Stated task
Return every entry exactly.

---- Stored records

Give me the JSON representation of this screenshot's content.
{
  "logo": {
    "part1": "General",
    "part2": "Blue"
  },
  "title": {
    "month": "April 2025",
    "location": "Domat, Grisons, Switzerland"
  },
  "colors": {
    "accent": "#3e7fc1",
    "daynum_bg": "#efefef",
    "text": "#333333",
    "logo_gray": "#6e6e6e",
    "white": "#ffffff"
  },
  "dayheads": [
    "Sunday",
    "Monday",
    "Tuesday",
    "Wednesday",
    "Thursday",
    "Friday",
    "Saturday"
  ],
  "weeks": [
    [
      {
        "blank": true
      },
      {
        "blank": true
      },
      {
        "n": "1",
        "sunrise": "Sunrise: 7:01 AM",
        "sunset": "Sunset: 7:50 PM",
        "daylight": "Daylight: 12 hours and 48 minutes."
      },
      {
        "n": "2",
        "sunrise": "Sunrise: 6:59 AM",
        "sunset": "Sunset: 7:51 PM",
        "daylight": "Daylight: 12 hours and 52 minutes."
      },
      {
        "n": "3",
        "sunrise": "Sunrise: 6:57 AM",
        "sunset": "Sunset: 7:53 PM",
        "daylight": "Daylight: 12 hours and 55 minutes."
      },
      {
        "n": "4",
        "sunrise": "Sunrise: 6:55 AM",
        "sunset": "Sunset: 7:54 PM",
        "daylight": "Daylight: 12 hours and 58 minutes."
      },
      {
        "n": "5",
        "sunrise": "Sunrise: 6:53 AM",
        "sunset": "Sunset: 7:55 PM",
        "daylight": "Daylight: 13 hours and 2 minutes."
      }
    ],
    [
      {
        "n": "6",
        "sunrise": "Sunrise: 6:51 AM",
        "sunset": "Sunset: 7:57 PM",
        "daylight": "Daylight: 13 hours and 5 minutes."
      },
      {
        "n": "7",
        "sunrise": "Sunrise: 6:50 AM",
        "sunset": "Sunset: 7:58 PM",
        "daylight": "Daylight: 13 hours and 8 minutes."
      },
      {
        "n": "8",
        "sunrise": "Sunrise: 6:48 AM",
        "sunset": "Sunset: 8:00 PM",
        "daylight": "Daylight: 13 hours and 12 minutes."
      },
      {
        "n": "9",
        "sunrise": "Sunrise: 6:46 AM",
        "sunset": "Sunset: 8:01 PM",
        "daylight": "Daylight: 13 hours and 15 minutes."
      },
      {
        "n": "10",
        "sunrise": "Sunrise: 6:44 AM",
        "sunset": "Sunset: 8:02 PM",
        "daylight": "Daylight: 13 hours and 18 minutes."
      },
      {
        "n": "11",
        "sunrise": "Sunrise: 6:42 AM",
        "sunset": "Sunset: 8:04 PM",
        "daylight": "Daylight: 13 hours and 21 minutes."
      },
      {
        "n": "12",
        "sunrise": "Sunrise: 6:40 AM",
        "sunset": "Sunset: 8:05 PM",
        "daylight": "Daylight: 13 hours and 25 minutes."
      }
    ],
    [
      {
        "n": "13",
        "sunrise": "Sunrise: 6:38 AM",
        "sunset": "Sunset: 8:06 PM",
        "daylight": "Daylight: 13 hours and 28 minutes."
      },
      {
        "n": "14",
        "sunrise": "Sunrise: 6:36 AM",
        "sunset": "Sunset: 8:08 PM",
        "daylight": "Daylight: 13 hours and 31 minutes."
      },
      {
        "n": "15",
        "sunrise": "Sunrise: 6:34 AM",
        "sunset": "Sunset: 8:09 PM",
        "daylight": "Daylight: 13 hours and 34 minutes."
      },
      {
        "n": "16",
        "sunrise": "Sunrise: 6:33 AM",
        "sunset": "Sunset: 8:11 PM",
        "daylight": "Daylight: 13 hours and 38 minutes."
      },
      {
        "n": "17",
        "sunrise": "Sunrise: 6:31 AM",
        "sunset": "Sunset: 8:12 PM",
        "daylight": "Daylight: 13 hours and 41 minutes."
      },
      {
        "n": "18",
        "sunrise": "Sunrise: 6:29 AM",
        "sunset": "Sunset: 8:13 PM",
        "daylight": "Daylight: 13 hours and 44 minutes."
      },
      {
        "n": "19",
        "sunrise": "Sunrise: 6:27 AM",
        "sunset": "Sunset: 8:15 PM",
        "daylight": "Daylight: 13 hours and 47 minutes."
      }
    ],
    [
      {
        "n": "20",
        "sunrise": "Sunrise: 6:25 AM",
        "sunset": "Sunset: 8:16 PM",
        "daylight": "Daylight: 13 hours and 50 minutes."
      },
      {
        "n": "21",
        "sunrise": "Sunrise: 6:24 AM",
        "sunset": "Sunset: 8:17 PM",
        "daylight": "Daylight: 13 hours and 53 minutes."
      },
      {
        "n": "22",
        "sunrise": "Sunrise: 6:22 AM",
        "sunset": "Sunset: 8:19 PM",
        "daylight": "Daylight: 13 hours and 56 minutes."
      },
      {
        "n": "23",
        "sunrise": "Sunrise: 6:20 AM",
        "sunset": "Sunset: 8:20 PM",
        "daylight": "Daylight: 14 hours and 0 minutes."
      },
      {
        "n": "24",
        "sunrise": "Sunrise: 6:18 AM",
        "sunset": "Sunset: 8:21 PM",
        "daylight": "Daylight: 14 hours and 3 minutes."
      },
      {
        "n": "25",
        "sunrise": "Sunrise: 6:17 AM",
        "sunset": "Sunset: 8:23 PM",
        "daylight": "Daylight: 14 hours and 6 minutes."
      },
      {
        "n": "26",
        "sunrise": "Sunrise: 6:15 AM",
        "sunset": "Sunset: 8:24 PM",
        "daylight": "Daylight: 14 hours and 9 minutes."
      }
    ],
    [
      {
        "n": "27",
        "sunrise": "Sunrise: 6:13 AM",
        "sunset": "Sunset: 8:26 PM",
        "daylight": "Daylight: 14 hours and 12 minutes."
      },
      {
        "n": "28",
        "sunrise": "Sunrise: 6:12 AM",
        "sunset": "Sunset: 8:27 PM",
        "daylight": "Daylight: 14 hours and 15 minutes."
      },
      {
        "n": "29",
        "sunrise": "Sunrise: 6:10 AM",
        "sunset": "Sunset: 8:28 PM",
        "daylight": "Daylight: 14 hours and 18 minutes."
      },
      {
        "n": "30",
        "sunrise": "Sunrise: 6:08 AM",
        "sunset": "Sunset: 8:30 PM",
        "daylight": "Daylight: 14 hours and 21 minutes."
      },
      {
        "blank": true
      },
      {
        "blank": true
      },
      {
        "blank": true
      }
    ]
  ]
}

--------

Solved problem
Give me the JSON representation of this screenshot's content.
{
  "logo": {
    "part1": "General",
    "part2": "Blue"
  },
  "title": {
    "month": "April 2025",
    "location": "Domat, Grisons, Switzerland"
  },
  "colors": {
    "accent": "#3e7fc1",
    "daynum_bg": "#efefef",
    "text": "#333333",
    "logo_gray": "#6e6e6e",
    "white": "#ffffff"
  },
  "dayheads": [
    "Sunday",
    "Monday",
    "Tuesday",
    "Wednesday",
    "Thursday",
    "Friday",
    "Saturday"
  ],
  "weeks": [
    [
      {
        "blank": true
      },
      {
        "blank": true
      },
      {
        "n": "1",
        "sunrise": "Sunrise: 7:01 AM",
        "sunset": "Sunset: 7:50 PM",
        "daylight": "Daylight: 12 hours and 48 minutes."
      },
      {
        "n": "2",
        "sunrise": "Sunrise: 6:59 AM",
        "sunset": "Sunset: 7:51 PM",
        "daylight": "Daylight: 12 hours and 52 minutes."
      },
      {
        "n": "3",
        "sunrise": "Sunrise: 6:57 AM",
        "sunset": "Sunset: 7:53 PM",
        "daylight": "Daylight: 12 hours and 55 minutes."
      },
      {
        "n": "4",
        "sunrise": "Sunrise: 6:55 AM",
        "sunset": "Sunset: 7:54 PM",
        "daylight": "Daylight: 12 hours and 58 minutes."
      },
      {
        "n": "5",
        "sunrise": "Sunrise: 6:53 AM",
        "sunset": "Sunset: 7:55 PM",
        "daylight": "Daylight: 13 hours and 2 minutes."
      }
    ],
    [
      {
        "n": "6",
        "sunrise": "Sunrise: 6:51 AM",
        "sunset": "Sunset: 7:57 PM",
        "daylight": "Daylight: 13 hours and 5 minutes."
      },
      {
        "n": "7",
        "sunrise": "Sunrise: 6:50 AM",
        "sunset": "Sunset: 7:58 PM",
        "daylight": "Daylight: 13 hours and 8 minutes."
      },
      {
        "n": "8",
        "sunrise": "Sunrise: 6:48 AM",
        "sunset": "Sunset: 8:00 PM",
        "daylight": "Daylight: 13 hours and 12 minutes."
      },
      {
        "n": "9",
        "sunrise": "Sunrise: 6:46 AM",
        "sunset": "Sunset: 8:01 PM",
        "daylight": "Daylight: 13 hours and 15 minutes."
      },
      {
        "n": "10",
        "sunrise": "Sunrise: 6:44 AM",
        "sunset": "Sunset: 8:02 PM",
        "daylight": "Daylight: 13 hours and 18 minutes."
      },
      {
        "n": "11",
        "sunrise": "Sunrise: 6:42 AM",
        "sunset": "Sunset: 8:04 PM",
        "daylight": "Daylight: 13 hours and 21 minutes."
      },
      {
        "n": "12",
        "sunrise": "Sunrise: 6:40 AM",
        "sunset": "Sunset: 8:05 PM",
        "daylight": "Daylight: 13 hours and 25 minutes."
      }
    ],
    [
      {
        "n": "13",
        "sunrise": "Sunrise: 6:38 AM",
        "sunset": "Sunset: 8:06 PM",
        "daylight": "Daylight: 13 hours and 28 minutes."
      },
      {
        "n": "14",
        "sunrise": "Sunrise: 6:36 AM",
        "sunset": "Sunset: 8:08 PM",
        "daylight": "Daylight: 13 hours and 31 minutes."
      },
      {
        "n": "15",
        "sunrise": "Sunrise: 6:34 AM",
        "sunset": "Sunset: 8:09 PM",
        "daylight": "Daylight: 13 hours and 34 minutes."
      },
      {
        "n": "16",
        "sunrise": "Sunrise: 6:33 AM",
        "sunset": "Sunset: 8:11 PM",
        "daylight": "Daylight: 13 hours and 38 minutes."
      },
      {
        "n": "17",
        "sunrise": "Sunrise: 6:31 AM",
        "sunset": "Sunset: 8:12 PM",
        "daylight": "Daylight: 13 hours and 41 minutes."
      },
      {
        "n": "18",
        "sunrise": "Sunrise: 6:29 AM",
        "sunset": "Sunset: 8:13 PM",
        "daylight": "Daylight: 13 hours and 44 minutes."
      },
      {
        "n": "19",
        "sunrise": "Sunrise: 6:27 AM",
        "sunset": "Sunset: 8:15 PM",
        "daylight": "Daylight: 13 hours and 47 minutes."
      }
    ],
    [
      {
        "n": "20",
        "sunrise": "Sunrise: 6:25 AM",
        "sunset": "Sunset: 8:16 PM",
        "daylight": "Daylight: 13 hours and 50 minutes."
      },
      {
        "n": "21",
        "sunrise": "Sunrise: 6:24 AM",
        "sunset": "Sunset: 8:17 PM",
        "daylight": "Daylight: 13 hours and 53 minutes."
      },
      {
        "n": "22",
        "sunrise": "Sunrise: 6:22 AM",
        "sunset": "Sunset: 8:19 PM",
        "daylight": "Daylight: 13 hours and 56 minutes."
      },
      {
        "n": "23",
        "sunrise": "Sunrise: 6:20 AM",
        "sunset": "Sunset: 8:20 PM",
        "daylight": "Daylight: 14 hours and 0 minutes."
      },
      {
        "n": "24",
        "sunrise": "Sunrise: 6:18 AM",
        "sunset": "Sunset: 8:21 PM",
        "daylight": "Daylight: 14 hours and 3 minutes."
      },
      {
        "n": "25",
        "sunrise": "Sunrise: 6:17 AM",
        "sunset": "Sunset: 8:23 PM",
        "daylight": "Daylight: 14 hours and 6 minutes."
      },
      {
        "n": "26",
        "sunrise": "Sunrise: 6:15 AM",
        "sunset": "Sunset: 8:24 PM",
        "daylight": "Daylight: 14 hours and 9 minutes."
      }
    ],
    [
      {
        "n": "27",
        "sunrise": "Sunrise: 6:13 AM",
        "sunset": "Sunset: 8:26 PM",
        "daylight": "Daylight: 14 hours and 12 minutes."
      },
      {
        "n": "28",
        "sunrise": "Sunrise: 6:12 AM",
        "sunset": "Sunset: 8:27 PM",
        "daylight": "Daylight: 14 hours and 15 minutes."
      },
      {
        "n": "29",
        "sunrise": "Sunrise: 6:10 AM",
        "sunset": "Sunset: 8:28 PM",
        "daylight": "Daylight: 14 hours and 18 minutes."
      },
      {
        "n": "30",
        "sunrise": "Sunrise: 6:08 AM",
        "sunset": "Sunset: 8:30 PM",
        "daylight": "Daylight: 14 hours and 21 minutes."
      },
      {
        "blank": true
      },
      {
        "blank": true
      },
      {
        "blank": true
      }
    ]
  ]
}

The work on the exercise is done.